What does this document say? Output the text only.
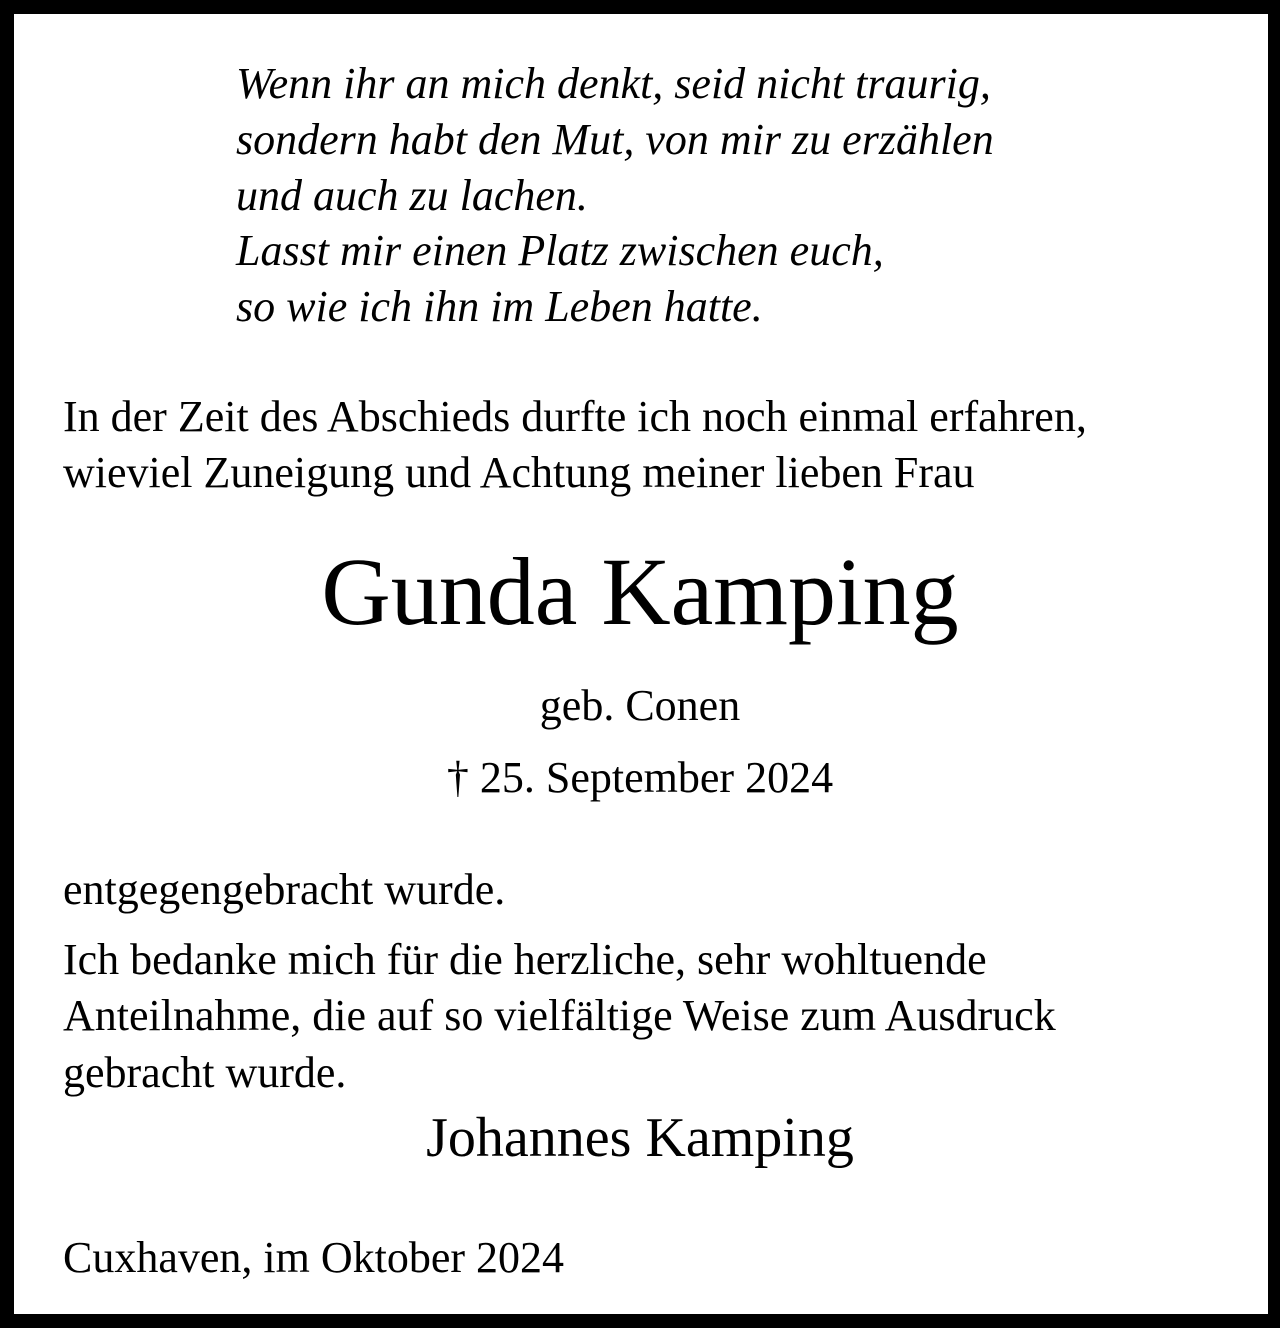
Wenn ihr an mich denkt, seid nicht traurig,
sondern habt den Mut, von mir zu erzählen
und auch zu lachen.
Lasst mir einen Platz zwischen euch,
so wie ich ihn im Leben hatte.
In der Zeit des Abschieds durfte ich noch einmal erfahren,
wieviel Zuneigung und Achtung meiner lieben Frau
Gunda Kamping
geb. Conen
† 25. September 2024
entgegengebracht wurde.
Ich bedanke mich für die herzliche, sehr wohltuende
Anteilnahme, die auf so vielfältige Weise zum Ausdruck
gebracht wurde.
Johannes Kamping
Cuxhaven, im Oktober 2024
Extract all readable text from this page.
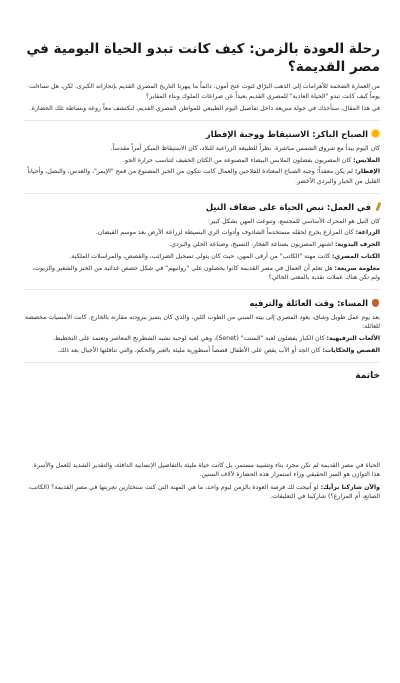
رحلة العودة بالزمن: كيف كانت تبدو الحياة اليومية في مصر القديمة؟

من العمارة الضخمة للأهرامات إلى الذهب البرّاق لتوت عنخ آمون، دائماً ما يبهرنا التاريخ المصري القديم بإنجازاته الكبرى. لكن، هل تساءلت يوماً كيف كانت تبدو "الحياة العادية" للمصري القديم بعيداً عن صراعات الملوك وبناء المقابر؟

في هذا المقال، سنأخذك في جولة سريعة داخل تفاصيل اليوم الطبيعي للمواطن المصري القديم، لنكتشف معاً روعة وبساطة تلك الحضارة.

الصباح الباكر: الاستيقاظ ووجبة الإفطار

كان اليوم يبدأ مع شروق الشمس مباشرة. نظراً للطبيعة الزراعية للبلاد، كان الاستيقاظ المبكر أمراً مقدساً.

الملابس: كان المصريون يفضلون الملابس البيضاء المصنوعة من الكتان الخفيف لتناسب حرارة الجو.

الإفطار: لم يكن معقداً؛ وجبة الصباح المعتادة للفلاحين والعمال كانت تتكون من الخبز المصنوع من قمح "الإيمر"، والعدس، والبصل، وأحياناً القليل من الخيار والبردي الأخضر.

في العمل: نبض الحياة على ضفاف النيل

كان النيل هو المحرك الأساسي للمجتمع، وتنوعت المهن بشكل كبير:

الزراعة: كان المزارع يخرج لحقله مستخدماً الشادوف وأدوات الري البسيطة لزراعة الأرض بعد موسم الفيضان.

الحرف اليدوية: اشتهر المصريون بصناعة الفخار، النسيج، وصناعة الحلي والبردي.

الكتاب المصري: كانت مهنة "الكاتب" من أرقى المهن، حيث كان يتولى تسجيل الضرائب، والقصص، والمراسلات الملكية.

معلومة سريعة: هل تعلم أن العمال في مصر القديمة كانوا يحصلون على "رواتبهم" في شكل حصص غذائية من الخبز والشعير والزيوت، ولم تكن هناك عملات نقدية بالمعنى الحالي؟

المساء: وقت العائلة والترفيه

بعد يوم عمل طويل وشاق، يعود المصري إلى بيته المبني من الطوب اللبن، والذي كان يتميز ببرودته مقارنة بالخارج. كانت الأمسيات مخصصة للعائلة:

الألعاب الترفيهية: كان الكبار يفضلون لعبة "السنت" (Senet)، وهي لعبة لوحية تشبه الشطرنج المعاصر وتعتمد على التخطيط.

القصص والحكايات: كان الجد أو الأب يقص على الأطفال قصصاً أسطورية مليئة بالعبر والحكم، والتي تناقلتها الأجيال بعد ذلك.

خاتمة

الحياة في مصر القديمة لم تكن مجرد بناء وتشييد مستمر، بل كانت حياة مليئة بالتفاصيل الإنسانية الدافئة، والتقدير الشديد للعمل والأسرة. هذا التوازن هو السر الحقيقي وراء استمرار هذه الحضارة لآلاف السنين.

والآن شاركنا برأيك: لو أتيحت لك فرصة العودة بالزمن ليوم واحد، ما هي المهنة التي كنت ستختارين تجربتها في مصر القديمة؟ (الكاتب، الصانع، أم المزارع؟) شاركينا في التعليقات.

+ + +

◆ Aim: Copy out each record shown above without alteration, skipping any picture.

◆ Solved problem:
What does this document say? Output the text only.
Wenn ihr an mich denkt, seid nicht traurig,
sondern habt den Mut, von mir zu erzählen
und auch zu lachen.
Lasst mir einen Platz zwischen euch,
so wie ich ihn im Leben hatte.
In der Zeit des Abschieds durfte ich noch einmal erfahren,
wieviel Zuneigung und Achtung meiner lieben Frau
Gunda Kamping
geb. Conen
† 25. September 2024
entgegengebracht wurde.
Ich bedanke mich für die herzliche, sehr wohltuende
Anteilnahme, die auf so vielfältige Weise zum Ausdruck
gebracht wurde.
Johannes Kamping
Cuxhaven, im Oktober 2024
Extract all readable text from this page.
رحلة العودة بالزمن: كيف كانت تبدو الحياة اليومية في مصر القديمة؟

من العمارة الضخمة للأهرامات إلى الذهب البرّاق لتوت عنخ آمون، دائماً ما يبهرنا التاريخ المصري القديم بإنجازاته الكبرى. لكن، هل تساءلت يوماً كيف كانت تبدو "الحياة العادية" للمصري القديم بعيداً عن صراعات الملوك وبناء المقابر؟

في هذا المقال، سنأخذك في جولة سريعة داخل تفاصيل اليوم الطبيعي للمواطن المصري القديم، لنكتشف معاً روعة وبساطة تلك الحضارة.

الصباح الباكر: الاستيقاظ ووجبة الإفطار

كان اليوم يبدأ مع شروق الشمس مباشرة. نظراً للطبيعة الزراعية للبلاد، كان الاستيقاظ المبكر أمراً مقدساً.

الملابس: كان المصريون يفضلون الملابس البيضاء المصنوعة من الكتان الخفيف لتناسب حرارة الجو.

الإفطار: لم يكن معقداً؛ وجبة الصباح المعتادة للفلاحين والعمال كانت تتكون من الخبز المصنوع من قمح "الإيمر"، والعدس، والبصل، وأحياناً القليل من الخيار والبردي الأخضر.

في العمل: نبض الحياة على ضفاف النيل

كان النيل هو المحرك الأساسي للمجتمع، وتنوعت المهن بشكل كبير:

الزراعة: كان المزارع يخرج لحقله مستخدماً الشادوف وأدوات الري البسيطة لزراعة الأرض بعد موسم الفيضان.

الحرف اليدوية: اشتهر المصريون بصناعة الفخار، النسيج، وصناعة الحلي والبردي.

الكتاب المصري: كانت مهنة "الكاتب" من أرقى المهن، حيث كان يتولى تسجيل الضرائب، والقصص، والمراسلات الملكية.

معلومة سريعة: هل تعلم أن العمال في مصر القديمة كانوا يحصلون على "رواتبهم" في شكل حصص غذائية من الخبز والشعير والزيوت، ولم تكن هناك عملات نقدية بالمعنى الحالي؟

المساء: وقت العائلة والترفيه

بعد يوم عمل طويل وشاق، يعود المصري إلى بيته المبني من الطوب اللبن، والذي كان يتميز ببرودته مقارنة بالخارج. كانت الأمسيات مخصصة للعائلة:

الألعاب الترفيهية: كان الكبار يفضلون لعبة "السنت" (Senet)، وهي لعبة لوحية تشبه الشطرنج المعاصر وتعتمد على التخطيط.

القصص والحكايات: كان الجد أو الأب يقص على الأطفال قصصاً أسطورية مليئة بالعبر والحكم، والتي تناقلتها الأجيال بعد ذلك.

خاتمة

الحياة في مصر القديمة لم تكن مجرد بناء وتشييد مستمر، بل كانت حياة مليئة بالتفاصيل الإنسانية الدافئة، والتقدير الشديد للعمل والأسرة. هذا التوازن هو السر الحقيقي وراء استمرار هذه الحضارة لآلاف السنين.

والآن شاركنا برأيك: لو أتيحت لك فرصة العودة بالزمن ليوم واحد، ما هي المهنة التي كنت ستختارين تجربتها في مصر القديمة؟ (الكاتب، الصانع، أم المزارع؟) شاركينا في التعليقات.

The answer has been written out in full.